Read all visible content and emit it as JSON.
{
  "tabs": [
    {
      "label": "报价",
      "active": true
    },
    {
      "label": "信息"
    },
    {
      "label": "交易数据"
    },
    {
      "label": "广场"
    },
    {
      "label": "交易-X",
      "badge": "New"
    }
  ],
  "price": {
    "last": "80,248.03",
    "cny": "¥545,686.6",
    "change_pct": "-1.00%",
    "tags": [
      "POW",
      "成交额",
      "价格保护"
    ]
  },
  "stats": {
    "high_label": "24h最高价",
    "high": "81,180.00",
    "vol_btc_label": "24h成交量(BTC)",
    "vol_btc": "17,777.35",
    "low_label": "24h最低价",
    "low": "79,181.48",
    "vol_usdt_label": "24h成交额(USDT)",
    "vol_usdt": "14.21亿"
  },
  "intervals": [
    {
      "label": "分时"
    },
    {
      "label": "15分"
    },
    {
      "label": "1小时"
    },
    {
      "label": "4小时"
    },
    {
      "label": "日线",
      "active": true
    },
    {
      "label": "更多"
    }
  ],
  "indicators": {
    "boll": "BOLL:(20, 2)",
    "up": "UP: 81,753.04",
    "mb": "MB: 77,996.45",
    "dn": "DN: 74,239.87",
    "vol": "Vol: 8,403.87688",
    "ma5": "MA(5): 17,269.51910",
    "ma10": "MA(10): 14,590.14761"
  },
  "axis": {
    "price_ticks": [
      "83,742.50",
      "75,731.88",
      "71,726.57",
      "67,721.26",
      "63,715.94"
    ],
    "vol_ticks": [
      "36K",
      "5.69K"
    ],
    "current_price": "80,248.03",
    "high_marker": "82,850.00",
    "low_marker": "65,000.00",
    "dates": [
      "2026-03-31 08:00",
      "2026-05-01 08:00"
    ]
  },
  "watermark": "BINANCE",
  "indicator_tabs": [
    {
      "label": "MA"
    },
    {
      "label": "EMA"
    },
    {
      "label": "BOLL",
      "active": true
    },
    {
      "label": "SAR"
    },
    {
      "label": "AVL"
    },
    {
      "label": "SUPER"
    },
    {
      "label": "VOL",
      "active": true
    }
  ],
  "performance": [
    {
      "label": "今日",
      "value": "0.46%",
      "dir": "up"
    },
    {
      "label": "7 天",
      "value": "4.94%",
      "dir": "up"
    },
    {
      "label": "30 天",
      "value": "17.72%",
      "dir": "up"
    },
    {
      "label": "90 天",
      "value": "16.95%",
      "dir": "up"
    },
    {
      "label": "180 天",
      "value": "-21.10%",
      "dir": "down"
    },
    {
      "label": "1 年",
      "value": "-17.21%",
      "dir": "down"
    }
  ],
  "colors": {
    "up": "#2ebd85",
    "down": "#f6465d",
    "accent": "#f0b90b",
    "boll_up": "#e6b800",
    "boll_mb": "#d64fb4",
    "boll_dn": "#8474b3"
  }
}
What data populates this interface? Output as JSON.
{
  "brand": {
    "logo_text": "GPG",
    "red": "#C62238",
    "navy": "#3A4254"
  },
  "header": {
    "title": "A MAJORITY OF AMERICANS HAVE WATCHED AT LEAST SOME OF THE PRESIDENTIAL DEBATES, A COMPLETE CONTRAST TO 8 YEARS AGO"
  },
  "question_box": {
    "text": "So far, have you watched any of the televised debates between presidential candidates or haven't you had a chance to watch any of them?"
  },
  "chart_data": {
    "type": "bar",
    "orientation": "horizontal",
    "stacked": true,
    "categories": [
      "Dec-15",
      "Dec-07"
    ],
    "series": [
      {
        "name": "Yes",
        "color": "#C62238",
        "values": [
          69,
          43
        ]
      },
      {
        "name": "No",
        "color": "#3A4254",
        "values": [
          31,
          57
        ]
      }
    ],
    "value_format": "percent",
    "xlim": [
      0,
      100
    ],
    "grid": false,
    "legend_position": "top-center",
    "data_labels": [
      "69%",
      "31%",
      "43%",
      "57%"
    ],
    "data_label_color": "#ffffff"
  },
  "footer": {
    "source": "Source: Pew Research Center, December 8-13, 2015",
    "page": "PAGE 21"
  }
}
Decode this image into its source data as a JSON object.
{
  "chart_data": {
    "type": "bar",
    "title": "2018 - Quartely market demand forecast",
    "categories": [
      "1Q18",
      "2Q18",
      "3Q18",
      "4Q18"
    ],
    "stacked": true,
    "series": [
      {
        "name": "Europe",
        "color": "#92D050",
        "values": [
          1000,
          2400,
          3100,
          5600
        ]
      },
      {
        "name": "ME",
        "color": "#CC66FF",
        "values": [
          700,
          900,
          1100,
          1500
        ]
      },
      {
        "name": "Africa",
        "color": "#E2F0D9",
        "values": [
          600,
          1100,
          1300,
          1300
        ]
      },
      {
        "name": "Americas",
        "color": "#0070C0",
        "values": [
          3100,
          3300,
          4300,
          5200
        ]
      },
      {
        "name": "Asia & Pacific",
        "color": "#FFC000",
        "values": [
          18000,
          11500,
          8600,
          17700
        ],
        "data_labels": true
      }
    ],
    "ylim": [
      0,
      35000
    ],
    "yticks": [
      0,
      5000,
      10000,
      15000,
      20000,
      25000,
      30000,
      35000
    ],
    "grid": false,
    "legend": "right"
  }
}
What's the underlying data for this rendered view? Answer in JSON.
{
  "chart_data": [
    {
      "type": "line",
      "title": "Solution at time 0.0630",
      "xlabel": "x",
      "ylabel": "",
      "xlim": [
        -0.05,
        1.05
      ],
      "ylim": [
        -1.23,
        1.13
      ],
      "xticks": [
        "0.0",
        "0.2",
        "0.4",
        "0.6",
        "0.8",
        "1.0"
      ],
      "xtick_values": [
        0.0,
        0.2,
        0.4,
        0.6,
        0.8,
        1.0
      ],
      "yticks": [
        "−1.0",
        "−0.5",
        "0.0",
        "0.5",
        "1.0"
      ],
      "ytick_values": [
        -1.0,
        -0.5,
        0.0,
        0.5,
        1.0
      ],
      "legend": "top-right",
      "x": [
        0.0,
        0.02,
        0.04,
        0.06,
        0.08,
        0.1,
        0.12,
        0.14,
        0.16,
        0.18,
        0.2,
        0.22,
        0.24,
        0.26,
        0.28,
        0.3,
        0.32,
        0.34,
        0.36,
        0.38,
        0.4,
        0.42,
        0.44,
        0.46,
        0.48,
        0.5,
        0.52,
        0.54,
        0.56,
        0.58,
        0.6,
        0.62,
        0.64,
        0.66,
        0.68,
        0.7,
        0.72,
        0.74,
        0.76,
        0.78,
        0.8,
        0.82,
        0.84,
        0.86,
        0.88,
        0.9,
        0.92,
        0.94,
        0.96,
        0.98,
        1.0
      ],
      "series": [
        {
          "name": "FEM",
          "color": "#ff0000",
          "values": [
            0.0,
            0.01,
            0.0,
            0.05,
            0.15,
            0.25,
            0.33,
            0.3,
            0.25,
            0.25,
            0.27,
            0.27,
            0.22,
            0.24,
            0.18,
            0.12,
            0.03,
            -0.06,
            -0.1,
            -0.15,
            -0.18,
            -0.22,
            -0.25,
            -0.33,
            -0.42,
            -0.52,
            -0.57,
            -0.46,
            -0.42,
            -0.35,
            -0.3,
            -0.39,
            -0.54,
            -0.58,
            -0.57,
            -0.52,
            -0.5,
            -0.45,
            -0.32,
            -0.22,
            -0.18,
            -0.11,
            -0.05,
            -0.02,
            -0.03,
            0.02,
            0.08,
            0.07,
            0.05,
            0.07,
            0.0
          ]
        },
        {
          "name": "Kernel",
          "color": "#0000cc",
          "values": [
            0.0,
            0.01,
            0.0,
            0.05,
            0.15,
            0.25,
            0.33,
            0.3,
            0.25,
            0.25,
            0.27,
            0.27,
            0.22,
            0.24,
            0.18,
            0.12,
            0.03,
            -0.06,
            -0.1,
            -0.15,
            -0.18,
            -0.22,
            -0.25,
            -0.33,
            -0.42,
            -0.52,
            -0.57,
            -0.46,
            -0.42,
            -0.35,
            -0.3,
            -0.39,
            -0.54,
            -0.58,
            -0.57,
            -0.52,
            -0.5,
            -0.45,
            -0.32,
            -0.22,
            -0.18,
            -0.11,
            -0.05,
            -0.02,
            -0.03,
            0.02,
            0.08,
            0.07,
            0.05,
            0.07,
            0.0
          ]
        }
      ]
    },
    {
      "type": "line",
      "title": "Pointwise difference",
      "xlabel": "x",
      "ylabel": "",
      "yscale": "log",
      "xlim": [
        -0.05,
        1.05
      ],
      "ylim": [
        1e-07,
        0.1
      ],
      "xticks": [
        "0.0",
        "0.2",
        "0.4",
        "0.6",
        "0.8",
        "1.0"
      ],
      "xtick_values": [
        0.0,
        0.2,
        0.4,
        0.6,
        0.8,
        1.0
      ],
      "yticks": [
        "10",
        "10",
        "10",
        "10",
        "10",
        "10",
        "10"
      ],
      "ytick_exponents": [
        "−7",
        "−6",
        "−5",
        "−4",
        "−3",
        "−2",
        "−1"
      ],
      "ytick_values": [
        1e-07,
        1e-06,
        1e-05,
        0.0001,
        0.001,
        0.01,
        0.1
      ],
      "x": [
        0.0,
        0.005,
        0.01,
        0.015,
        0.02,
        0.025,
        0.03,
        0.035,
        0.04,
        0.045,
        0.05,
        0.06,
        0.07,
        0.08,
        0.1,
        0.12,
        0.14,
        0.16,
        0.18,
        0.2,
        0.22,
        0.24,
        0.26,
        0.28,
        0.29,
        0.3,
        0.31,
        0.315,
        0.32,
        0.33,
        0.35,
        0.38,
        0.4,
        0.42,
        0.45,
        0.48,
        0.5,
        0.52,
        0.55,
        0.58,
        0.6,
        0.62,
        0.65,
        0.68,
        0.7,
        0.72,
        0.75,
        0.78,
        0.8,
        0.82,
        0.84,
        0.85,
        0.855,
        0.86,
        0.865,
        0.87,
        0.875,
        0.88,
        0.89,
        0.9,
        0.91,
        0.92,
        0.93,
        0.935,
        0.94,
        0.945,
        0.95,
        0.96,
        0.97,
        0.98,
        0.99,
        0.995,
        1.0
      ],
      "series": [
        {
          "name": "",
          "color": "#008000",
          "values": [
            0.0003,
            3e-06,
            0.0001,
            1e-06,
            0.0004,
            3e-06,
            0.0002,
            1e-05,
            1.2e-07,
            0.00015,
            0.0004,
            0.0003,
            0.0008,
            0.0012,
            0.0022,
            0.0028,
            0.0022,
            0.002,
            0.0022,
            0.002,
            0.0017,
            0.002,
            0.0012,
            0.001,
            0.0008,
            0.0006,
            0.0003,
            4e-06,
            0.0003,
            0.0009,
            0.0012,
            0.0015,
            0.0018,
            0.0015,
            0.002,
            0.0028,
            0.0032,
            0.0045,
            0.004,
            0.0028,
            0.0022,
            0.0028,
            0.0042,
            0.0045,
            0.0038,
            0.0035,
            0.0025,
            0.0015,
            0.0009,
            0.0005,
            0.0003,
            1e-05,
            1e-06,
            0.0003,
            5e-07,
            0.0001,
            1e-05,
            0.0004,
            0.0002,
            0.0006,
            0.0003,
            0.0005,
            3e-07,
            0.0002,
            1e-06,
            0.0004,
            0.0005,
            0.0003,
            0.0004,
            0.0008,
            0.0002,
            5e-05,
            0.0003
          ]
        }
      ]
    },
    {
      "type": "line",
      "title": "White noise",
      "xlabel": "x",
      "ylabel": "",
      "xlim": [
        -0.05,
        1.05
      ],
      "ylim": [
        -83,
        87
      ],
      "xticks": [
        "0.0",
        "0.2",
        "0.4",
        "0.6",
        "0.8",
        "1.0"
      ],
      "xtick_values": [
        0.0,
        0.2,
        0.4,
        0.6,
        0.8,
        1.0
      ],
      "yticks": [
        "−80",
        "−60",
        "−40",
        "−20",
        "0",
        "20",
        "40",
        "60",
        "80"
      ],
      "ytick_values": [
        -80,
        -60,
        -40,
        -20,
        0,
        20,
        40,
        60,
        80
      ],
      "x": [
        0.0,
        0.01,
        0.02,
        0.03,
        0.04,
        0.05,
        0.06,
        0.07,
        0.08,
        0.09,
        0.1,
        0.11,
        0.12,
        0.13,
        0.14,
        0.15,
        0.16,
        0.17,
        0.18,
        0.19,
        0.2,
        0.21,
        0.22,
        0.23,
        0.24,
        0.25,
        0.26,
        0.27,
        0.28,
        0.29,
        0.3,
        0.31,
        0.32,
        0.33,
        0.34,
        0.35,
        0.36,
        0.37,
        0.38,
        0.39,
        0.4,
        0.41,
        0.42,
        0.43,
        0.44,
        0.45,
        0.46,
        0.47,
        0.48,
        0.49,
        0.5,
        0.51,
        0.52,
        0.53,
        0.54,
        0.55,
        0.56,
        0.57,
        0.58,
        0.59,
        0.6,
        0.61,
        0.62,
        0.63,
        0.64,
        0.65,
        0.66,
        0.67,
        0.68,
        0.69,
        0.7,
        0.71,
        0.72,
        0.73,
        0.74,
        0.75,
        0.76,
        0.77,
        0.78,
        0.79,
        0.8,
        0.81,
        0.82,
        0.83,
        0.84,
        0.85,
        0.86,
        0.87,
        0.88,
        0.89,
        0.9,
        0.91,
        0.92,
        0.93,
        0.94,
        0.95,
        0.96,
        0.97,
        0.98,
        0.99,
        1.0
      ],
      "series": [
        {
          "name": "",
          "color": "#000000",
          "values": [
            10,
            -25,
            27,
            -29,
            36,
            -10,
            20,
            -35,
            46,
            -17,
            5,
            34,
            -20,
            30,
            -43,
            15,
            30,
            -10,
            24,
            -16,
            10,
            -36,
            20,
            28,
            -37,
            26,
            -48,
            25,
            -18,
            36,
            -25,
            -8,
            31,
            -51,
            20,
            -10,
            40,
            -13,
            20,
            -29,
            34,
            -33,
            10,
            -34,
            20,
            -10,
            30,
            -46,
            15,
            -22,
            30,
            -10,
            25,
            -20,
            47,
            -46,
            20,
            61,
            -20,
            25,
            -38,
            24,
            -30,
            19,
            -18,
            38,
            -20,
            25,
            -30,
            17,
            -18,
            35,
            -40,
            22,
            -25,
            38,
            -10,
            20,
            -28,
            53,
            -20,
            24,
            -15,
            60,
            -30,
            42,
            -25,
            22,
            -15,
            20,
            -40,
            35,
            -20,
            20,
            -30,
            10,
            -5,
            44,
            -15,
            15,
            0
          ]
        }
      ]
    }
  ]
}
____
Find every line that has "JSON" in it, then return those lines.

Read all visible content and emit it as JSON.
What data populates this interface? Output as JSON.
Decode this image into its source data as a JSON object.
What's the underlying data for this rendered view? Answer in JSON.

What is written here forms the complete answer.